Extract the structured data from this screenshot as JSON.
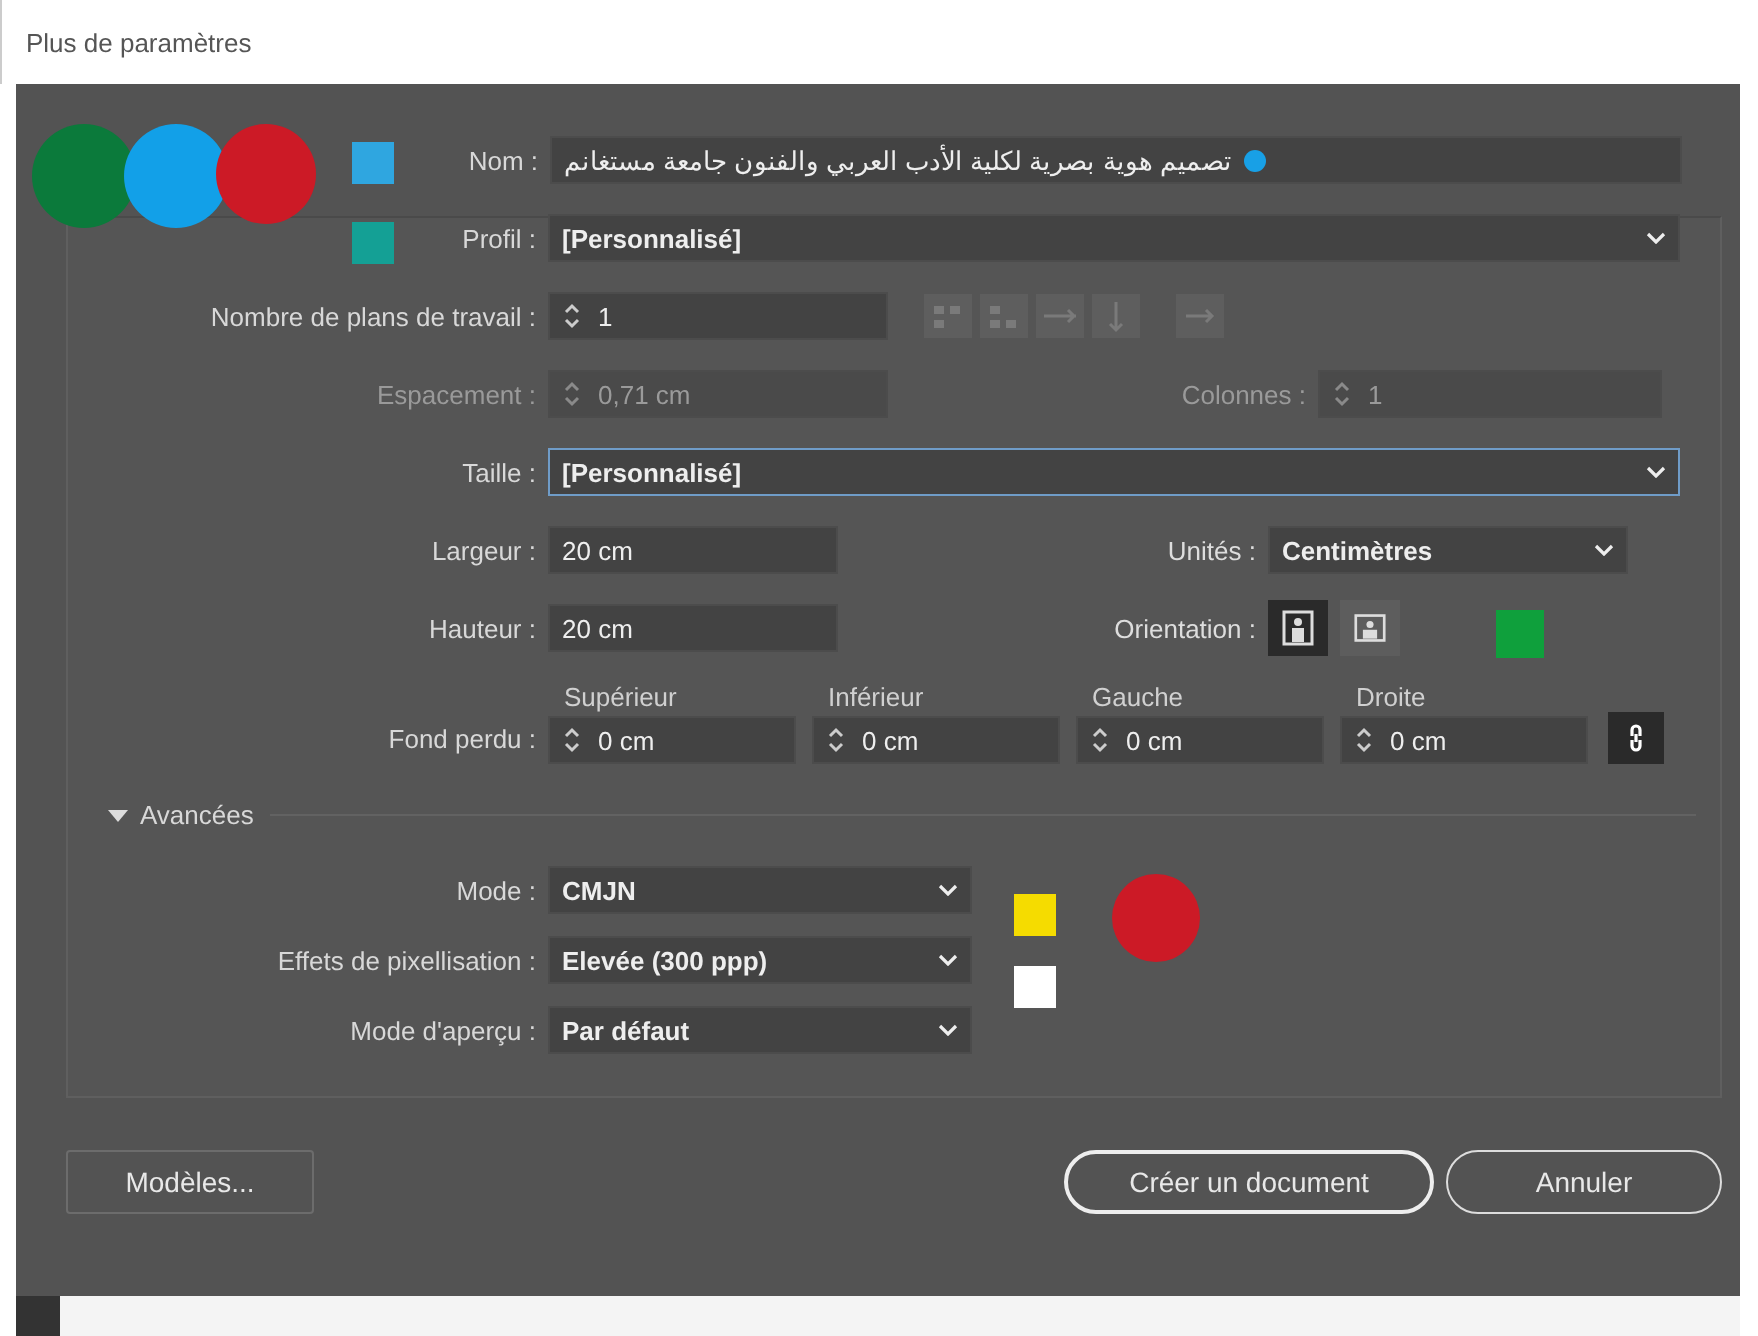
{
  "window": {
    "title": "Plus de paramètres"
  },
  "name": {
    "label": "Nom :",
    "value": "تصميم هوية بصرية لكلية الأدب العربي والفنون  جامعة مستغانم"
  },
  "profile": {
    "label": "Profil :",
    "value": "[Personnalisé]"
  },
  "artboards": {
    "label": "Nombre de plans de travail :",
    "value": "1",
    "disabled": false
  },
  "spacing": {
    "label": "Espacement :",
    "value": "0,71 cm",
    "disabled": true
  },
  "columns": {
    "label": "Colonnes :",
    "value": "1",
    "disabled": true
  },
  "size": {
    "label": "Taille :",
    "value": "[Personnalisé]",
    "focused": true
  },
  "width": {
    "label": "Largeur :",
    "value": "20 cm"
  },
  "units": {
    "label": "Unités :",
    "value": "Centimètres"
  },
  "height": {
    "label": "Hauteur :",
    "value": "20 cm"
  },
  "orientation": {
    "label": "Orientation :",
    "options": [
      {
        "kind": "portrait",
        "selected": true
      },
      {
        "kind": "landscape",
        "selected": false
      }
    ]
  },
  "bleed": {
    "label": "Fond perdu :",
    "fields": [
      {
        "caption": "Supérieur",
        "value": "0 cm"
      },
      {
        "caption": "Inférieur",
        "value": "0 cm"
      },
      {
        "caption": "Gauche",
        "value": "0 cm"
      },
      {
        "caption": "Droite",
        "value": "0 cm"
      }
    ]
  },
  "advanced": {
    "label": "Avancées",
    "expanded": true,
    "rows": [
      {
        "label": "Mode :",
        "value": "CMJN"
      },
      {
        "label": "Effets de pixellisation :",
        "value": "Elevée (300 ppp)"
      },
      {
        "label": "Mode d'aperçu :",
        "value": "Par défaut"
      }
    ]
  },
  "buttons": [
    {
      "label": "Modèles...",
      "kind": "plain"
    },
    {
      "label": "Créer un document",
      "kind": "primary"
    },
    {
      "label": "Annuler",
      "kind": "secondary"
    }
  ],
  "markers": [
    {
      "kind": "circle",
      "color": "#0b7a3b"
    },
    {
      "kind": "circle",
      "color": "#12a0e8"
    },
    {
      "kind": "circle",
      "color": "#cc1a26"
    },
    {
      "kind": "square",
      "color": "#2fa6e0"
    },
    {
      "kind": "square",
      "color": "#14a095"
    },
    {
      "kind": "square",
      "color": "#0fa03c"
    },
    {
      "kind": "square",
      "color": "#f5dc00"
    },
    {
      "kind": "square",
      "color": "#ffffff"
    },
    {
      "kind": "circle",
      "color": "#cc1a26"
    }
  ]
}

##############################

From the listing above, collect each line in which the string "caption" appears.

        "caption": "Supérieur",
        "caption": "Inférieur",
        "caption": "Gauche",
        "caption": "Droite",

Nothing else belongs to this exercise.